▶ [Job]: Isolate every line in the records below with "Overheads" in it.

▶ [Data for this exercise]:
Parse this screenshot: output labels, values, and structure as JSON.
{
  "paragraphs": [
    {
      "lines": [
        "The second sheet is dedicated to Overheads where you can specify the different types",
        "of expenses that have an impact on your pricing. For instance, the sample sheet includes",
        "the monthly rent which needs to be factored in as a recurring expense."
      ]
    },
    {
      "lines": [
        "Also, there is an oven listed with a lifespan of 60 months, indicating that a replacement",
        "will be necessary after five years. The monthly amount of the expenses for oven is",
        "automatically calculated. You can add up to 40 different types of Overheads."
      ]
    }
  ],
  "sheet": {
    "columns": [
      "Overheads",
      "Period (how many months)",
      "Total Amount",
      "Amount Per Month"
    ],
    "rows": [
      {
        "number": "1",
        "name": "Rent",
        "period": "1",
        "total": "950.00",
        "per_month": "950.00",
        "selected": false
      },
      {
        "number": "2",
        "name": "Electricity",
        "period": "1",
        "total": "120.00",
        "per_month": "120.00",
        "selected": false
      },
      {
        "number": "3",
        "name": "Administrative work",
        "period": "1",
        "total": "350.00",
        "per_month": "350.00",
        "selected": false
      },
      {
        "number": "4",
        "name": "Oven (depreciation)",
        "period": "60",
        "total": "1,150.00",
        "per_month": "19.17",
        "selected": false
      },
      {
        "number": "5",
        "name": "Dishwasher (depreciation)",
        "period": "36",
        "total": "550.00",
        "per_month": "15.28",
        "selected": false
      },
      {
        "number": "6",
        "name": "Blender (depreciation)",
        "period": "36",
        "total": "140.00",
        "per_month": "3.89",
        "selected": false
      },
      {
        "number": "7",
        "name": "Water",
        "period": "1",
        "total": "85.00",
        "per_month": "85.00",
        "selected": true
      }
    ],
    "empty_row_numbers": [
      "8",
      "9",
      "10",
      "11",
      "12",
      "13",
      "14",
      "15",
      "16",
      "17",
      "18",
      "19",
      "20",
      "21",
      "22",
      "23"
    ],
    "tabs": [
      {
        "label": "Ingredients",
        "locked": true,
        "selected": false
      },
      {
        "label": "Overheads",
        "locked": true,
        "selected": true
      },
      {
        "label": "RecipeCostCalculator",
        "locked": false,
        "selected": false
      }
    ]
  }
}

▶ [The solution]:
        "The second sheet is dedicated to Overheads where you can specify the different types",
        "automatically calculated. You can add up to 40 different types of Overheads."
      "Overheads",
        "label": "Overheads",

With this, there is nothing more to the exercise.